What you have to do:
The records are to be restated in their entirety, word for word.

Input records:

━━━

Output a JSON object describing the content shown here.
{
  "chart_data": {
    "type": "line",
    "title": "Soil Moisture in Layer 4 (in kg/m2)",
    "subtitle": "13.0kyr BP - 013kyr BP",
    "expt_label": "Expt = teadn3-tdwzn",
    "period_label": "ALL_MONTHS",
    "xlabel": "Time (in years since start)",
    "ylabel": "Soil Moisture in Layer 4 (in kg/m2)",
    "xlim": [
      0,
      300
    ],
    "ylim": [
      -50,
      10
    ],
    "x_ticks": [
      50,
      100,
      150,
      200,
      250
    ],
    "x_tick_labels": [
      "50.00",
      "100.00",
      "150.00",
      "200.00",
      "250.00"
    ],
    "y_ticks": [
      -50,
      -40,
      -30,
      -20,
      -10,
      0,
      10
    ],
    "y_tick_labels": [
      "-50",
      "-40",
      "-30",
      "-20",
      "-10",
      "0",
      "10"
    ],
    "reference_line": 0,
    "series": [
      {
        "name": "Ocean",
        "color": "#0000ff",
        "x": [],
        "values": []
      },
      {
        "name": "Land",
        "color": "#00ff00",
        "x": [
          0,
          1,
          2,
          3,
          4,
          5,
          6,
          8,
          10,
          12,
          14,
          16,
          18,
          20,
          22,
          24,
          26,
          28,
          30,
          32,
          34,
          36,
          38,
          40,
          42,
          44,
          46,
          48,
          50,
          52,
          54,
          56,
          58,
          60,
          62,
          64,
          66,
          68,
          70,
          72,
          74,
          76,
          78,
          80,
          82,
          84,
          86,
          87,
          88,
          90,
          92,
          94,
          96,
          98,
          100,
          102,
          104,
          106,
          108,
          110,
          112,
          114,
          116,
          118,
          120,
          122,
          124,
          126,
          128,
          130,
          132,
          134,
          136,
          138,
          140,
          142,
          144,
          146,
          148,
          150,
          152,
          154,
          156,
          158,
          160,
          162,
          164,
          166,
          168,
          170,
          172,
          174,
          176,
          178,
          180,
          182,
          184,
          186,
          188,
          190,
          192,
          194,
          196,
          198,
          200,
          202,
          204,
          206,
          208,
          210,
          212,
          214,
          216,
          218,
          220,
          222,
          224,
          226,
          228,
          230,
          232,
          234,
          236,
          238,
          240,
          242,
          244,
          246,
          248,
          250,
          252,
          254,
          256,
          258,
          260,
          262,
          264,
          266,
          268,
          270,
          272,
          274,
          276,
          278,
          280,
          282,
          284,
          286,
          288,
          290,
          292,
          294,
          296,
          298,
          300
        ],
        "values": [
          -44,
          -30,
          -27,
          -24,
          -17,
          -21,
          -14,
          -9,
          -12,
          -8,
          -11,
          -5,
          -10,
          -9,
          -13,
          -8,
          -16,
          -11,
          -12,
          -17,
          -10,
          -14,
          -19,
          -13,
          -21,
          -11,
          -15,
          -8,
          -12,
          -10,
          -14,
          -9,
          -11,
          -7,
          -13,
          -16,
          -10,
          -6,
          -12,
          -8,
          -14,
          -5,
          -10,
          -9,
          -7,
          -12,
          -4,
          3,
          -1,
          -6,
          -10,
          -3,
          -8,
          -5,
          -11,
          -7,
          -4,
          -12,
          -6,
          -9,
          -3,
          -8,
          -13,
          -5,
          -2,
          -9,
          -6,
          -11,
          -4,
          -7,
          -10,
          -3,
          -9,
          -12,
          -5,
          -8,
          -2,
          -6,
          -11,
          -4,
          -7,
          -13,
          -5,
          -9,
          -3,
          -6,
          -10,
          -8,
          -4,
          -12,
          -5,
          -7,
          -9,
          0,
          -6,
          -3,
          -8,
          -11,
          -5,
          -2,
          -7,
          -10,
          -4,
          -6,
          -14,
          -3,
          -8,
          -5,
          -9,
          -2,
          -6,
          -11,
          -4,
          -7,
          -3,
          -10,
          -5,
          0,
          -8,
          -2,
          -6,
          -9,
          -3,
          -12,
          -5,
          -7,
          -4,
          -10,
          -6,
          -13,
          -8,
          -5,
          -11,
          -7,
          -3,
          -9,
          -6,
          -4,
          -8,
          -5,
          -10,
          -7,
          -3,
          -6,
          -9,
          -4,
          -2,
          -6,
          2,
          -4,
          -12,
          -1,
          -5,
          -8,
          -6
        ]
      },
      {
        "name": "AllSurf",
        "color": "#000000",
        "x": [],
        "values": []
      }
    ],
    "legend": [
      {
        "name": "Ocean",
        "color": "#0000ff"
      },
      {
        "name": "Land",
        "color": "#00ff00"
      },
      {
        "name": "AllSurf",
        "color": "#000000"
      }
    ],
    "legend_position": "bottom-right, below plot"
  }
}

━━━

Written response:
Output a JSON object describing the content shown here.
{
  "chart_data": {
    "type": "line",
    "title": "Soil Moisture in Layer 4 (in kg/m2)",
    "subtitle": "13.0kyr BP - 013kyr BP",
    "expt_label": "Expt = teadn3-tdwzn",
    "period_label": "ALL_MONTHS",
    "xlabel": "Time (in years since start)",
    "ylabel": "Soil Moisture in Layer 4 (in kg/m2)",
    "xlim": [
      0,
      300
    ],
    "ylim": [
      -50,
      10
    ],
    "x_ticks": [
      50,
      100,
      150,
      200,
      250
    ],
    "x_tick_labels": [
      "50.00",
      "100.00",
      "150.00",
      "200.00",
      "250.00"
    ],
    "y_ticks": [
      -50,
      -40,
      -30,
      -20,
      -10,
      0,
      10
    ],
    "y_tick_labels": [
      "-50",
      "-40",
      "-30",
      "-20",
      "-10",
      "0",
      "10"
    ],
    "reference_line": 0,
    "series": [
      {
        "name": "Ocean",
        "color": "#0000ff",
        "x": [],
        "values": []
      },
      {
        "name": "Land",
        "color": "#00ff00",
        "x": [
          0,
          1,
          2,
          3,
          4,
          5,
          6,
          8,
          10,
          12,
          14,
          16,
          18,
          20,
          22,
          24,
          26,
          28,
          30,
          32,
          34,
          36,
          38,
          40,
          42,
          44,
          46,
          48,
          50,
          52,
          54,
          56,
          58,
          60,
          62,
          64,
          66,
          68,
          70,
          72,
          74,
          76,
          78,
          80,
          82,
          84,
          86,
          87,
          88,
          90,
          92,
          94,
          96,
          98,
          100,
          102,
          104,
          106,
          108,
          110,
          112,
          114,
          116,
          118,
          120,
          122,
          124,
          126,
          128,
          130,
          132,
          134,
          136,
          138,
          140,
          142,
          144,
          146,
          148,
          150,
          152,
          154,
          156,
          158,
          160,
          162,
          164,
          166,
          168,
          170,
          172,
          174,
          176,
          178,
          180,
          182,
          184,
          186,
          188,
          190,
          192,
          194,
          196,
          198,
          200,
          202,
          204,
          206,
          208,
          210,
          212,
          214,
          216,
          218,
          220,
          222,
          224,
          226,
          228,
          230,
          232,
          234,
          236,
          238,
          240,
          242,
          244,
          246,
          248,
          250,
          252,
          254,
          256,
          258,
          260,
          262,
          264,
          266,
          268,
          270,
          272,
          274,
          276,
          278,
          280,
          282,
          284,
          286,
          288,
          290,
          292,
          294,
          296,
          298,
          300
        ],
        "values": [
          -44,
          -30,
          -27,
          -24,
          -17,
          -21,
          -14,
          -9,
          -12,
          -8,
          -11,
          -5,
          -10,
          -9,
          -13,
          -8,
          -16,
          -11,
          -12,
          -17,
          -10,
          -14,
          -19,
          -13,
          -21,
          -11,
          -15,
          -8,
          -12,
          -10,
          -14,
          -9,
          -11,
          -7,
          -13,
          -16,
          -10,
          -6,
          -12,
          -8,
          -14,
          -5,
          -10,
          -9,
          -7,
          -12,
          -4,
          3,
          -1,
          -6,
          -10,
          -3,
          -8,
          -5,
          -11,
          -7,
          -4,
          -12,
          -6,
          -9,
          -3,
          -8,
          -13,
          -5,
          -2,
          -9,
          -6,
          -11,
          -4,
          -7,
          -10,
          -3,
          -9,
          -12,
          -5,
          -8,
          -2,
          -6,
          -11,
          -4,
          -7,
          -13,
          -5,
          -9,
          -3,
          -6,
          -10,
          -8,
          -4,
          -12,
          -5,
          -7,
          -9,
          0,
          -6,
          -3,
          -8,
          -11,
          -5,
          -2,
          -7,
          -10,
          -4,
          -6,
          -14,
          -3,
          -8,
          -5,
          -9,
          -2,
          -6,
          -11,
          -4,
          -7,
          -3,
          -10,
          -5,
          0,
          -8,
          -2,
          -6,
          -9,
          -3,
          -12,
          -5,
          -7,
          -4,
          -10,
          -6,
          -13,
          -8,
          -5,
          -11,
          -7,
          -3,
          -9,
          -6,
          -4,
          -8,
          -5,
          -10,
          -7,
          -3,
          -6,
          -9,
          -4,
          -2,
          -6,
          2,
          -4,
          -12,
          -1,
          -5,
          -8,
          -6
        ]
      },
      {
        "name": "AllSurf",
        "color": "#000000",
        "x": [],
        "values": []
      }
    ],
    "legend": [
      {
        "name": "Ocean",
        "color": "#0000ff"
      },
      {
        "name": "Land",
        "color": "#00ff00"
      },
      {
        "name": "AllSurf",
        "color": "#000000"
      }
    ],
    "legend_position": "bottom-right, below plot"
  }
}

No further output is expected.